Reproduce all the entries precisely.

====== Task material ======

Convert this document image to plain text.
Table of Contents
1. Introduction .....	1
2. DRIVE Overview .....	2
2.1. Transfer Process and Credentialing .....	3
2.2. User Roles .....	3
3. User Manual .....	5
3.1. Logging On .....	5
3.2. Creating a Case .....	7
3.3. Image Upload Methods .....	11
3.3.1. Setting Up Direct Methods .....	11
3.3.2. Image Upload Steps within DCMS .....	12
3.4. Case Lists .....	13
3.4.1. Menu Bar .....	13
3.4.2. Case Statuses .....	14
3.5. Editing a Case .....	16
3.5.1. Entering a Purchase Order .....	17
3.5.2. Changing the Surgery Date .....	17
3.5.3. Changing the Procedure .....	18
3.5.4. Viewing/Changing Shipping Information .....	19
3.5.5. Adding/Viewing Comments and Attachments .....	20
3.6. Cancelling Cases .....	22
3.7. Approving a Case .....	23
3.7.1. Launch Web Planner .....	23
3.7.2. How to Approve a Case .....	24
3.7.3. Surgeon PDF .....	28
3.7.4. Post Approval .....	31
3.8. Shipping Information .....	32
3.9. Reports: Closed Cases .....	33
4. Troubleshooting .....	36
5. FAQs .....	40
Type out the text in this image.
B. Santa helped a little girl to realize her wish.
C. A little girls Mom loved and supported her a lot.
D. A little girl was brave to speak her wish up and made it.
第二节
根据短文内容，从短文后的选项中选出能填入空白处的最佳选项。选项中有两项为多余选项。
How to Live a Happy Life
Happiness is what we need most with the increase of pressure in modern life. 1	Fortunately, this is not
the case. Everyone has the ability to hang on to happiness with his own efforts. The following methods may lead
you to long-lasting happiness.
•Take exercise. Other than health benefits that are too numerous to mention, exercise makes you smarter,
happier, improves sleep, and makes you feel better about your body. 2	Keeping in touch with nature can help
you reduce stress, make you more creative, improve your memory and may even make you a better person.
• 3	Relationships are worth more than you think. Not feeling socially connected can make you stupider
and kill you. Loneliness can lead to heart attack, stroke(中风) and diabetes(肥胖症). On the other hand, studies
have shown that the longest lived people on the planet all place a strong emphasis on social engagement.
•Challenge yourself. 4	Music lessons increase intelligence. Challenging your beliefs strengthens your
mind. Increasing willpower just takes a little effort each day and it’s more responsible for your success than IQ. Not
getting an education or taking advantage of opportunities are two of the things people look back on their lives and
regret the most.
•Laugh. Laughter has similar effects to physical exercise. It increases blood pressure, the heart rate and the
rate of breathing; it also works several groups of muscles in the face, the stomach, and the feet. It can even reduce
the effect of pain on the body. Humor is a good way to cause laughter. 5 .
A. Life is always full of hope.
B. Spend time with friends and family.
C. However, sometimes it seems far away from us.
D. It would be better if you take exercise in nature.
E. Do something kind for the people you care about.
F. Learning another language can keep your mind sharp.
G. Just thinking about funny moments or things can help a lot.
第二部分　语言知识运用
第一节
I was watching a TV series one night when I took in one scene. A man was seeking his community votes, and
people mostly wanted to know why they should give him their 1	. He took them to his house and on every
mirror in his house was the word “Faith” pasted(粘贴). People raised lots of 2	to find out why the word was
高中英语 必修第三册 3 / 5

======

■ **In response**
Convert this document image to plain text.
Table of Contents
1. Introduction .....	1
2. DRIVE Overview .....	2
2.1. Transfer Process and Credentialing .....	3
2.2. User Roles .....	3
3. User Manual .....	5
3.1. Logging On .....	5
3.2. Creating a Case .....	7
3.3. Image Upload Methods .....	11
3.3.1. Setting Up Direct Methods .....	11
3.3.2. Image Upload Steps within DCMS .....	12
3.4. Case Lists .....	13
3.4.1. Menu Bar .....	13
3.4.2. Case Statuses .....	14
3.5. Editing a Case .....	16
3.5.1. Entering a Purchase Order .....	17
3.5.2. Changing the Surgery Date .....	17
3.5.3. Changing the Procedure .....	18
3.5.4. Viewing/Changing Shipping Information .....	19
3.5.5. Adding/Viewing Comments and Attachments .....	20
3.6. Cancelling Cases .....	22
3.7. Approving a Case .....	23
3.7.1. Launch Web Planner .....	23
3.7.2. How to Approve a Case .....	24
3.7.3. Surgeon PDF .....	28
3.7.4. Post Approval .....	31
3.8. Shipping Information .....	32
3.9. Reports: Closed Cases .....	33
4. Troubleshooting .....	36
5. FAQs .....	40
Type out the text in this image.
B. Santa helped a little girl to realize her wish.
C. A little girls Mom loved and supported her a lot.
D. A little girl was brave to speak her wish up and made it.
第二节
根据短文内容，从短文后的选项中选出能填入空白处的最佳选项。选项中有两项为多余选项。
How to Live a Happy Life
Happiness is what we need most with the increase of pressure in modern life. 1	Fortunately, this is not
the case. Everyone has the ability to hang on to happiness with his own efforts. The following methods may lead
you to long-lasting happiness.
•Take exercise. Other than health benefits that are too numerous to mention, exercise makes you smarter,
happier, improves sleep, and makes you feel better about your body. 2	Keeping in touch with nature can help
you reduce stress, make you more creative, improve your memory and may even make you a better person.
• 3	Relationships are worth more than you think. Not feeling socially connected can make you stupider
and kill you. Loneliness can lead to heart attack, stroke(中风) and diabetes(肥胖症). On the other hand, studies
have shown that the longest lived people on the planet all place a strong emphasis on social engagement.
•Challenge yourself. 4	Music lessons increase intelligence. Challenging your beliefs strengthens your
mind. Increasing willpower just takes a little effort each day and it’s more responsible for your success than IQ. Not
getting an education or taking advantage of opportunities are two of the things people look back on their lives and
regret the most.
•Laugh. Laughter has similar effects to physical exercise. It increases blood pressure, the heart rate and the
rate of breathing; it also works several groups of muscles in the face, the stomach, and the feet. It can even reduce
the effect of pain on the body. Humor is a good way to cause laughter. 5 .
A. Life is always full of hope.
B. Spend time with friends and family.
C. However, sometimes it seems far away from us.
D. It would be better if you take exercise in nature.
E. Do something kind for the people you care about.
F. Learning another language can keep your mind sharp.
G. Just thinking about funny moments or things can help a lot.
第二部分　语言知识运用
第一节
I was watching a TV series one night when I took in one scene. A man was seeking his community votes, and
people mostly wanted to know why they should give him their 1	. He took them to his house and on every
mirror in his house was the word “Faith” pasted(粘贴). People raised lots of 2	to find out why the word was
高中英语 必修第三册 3 / 5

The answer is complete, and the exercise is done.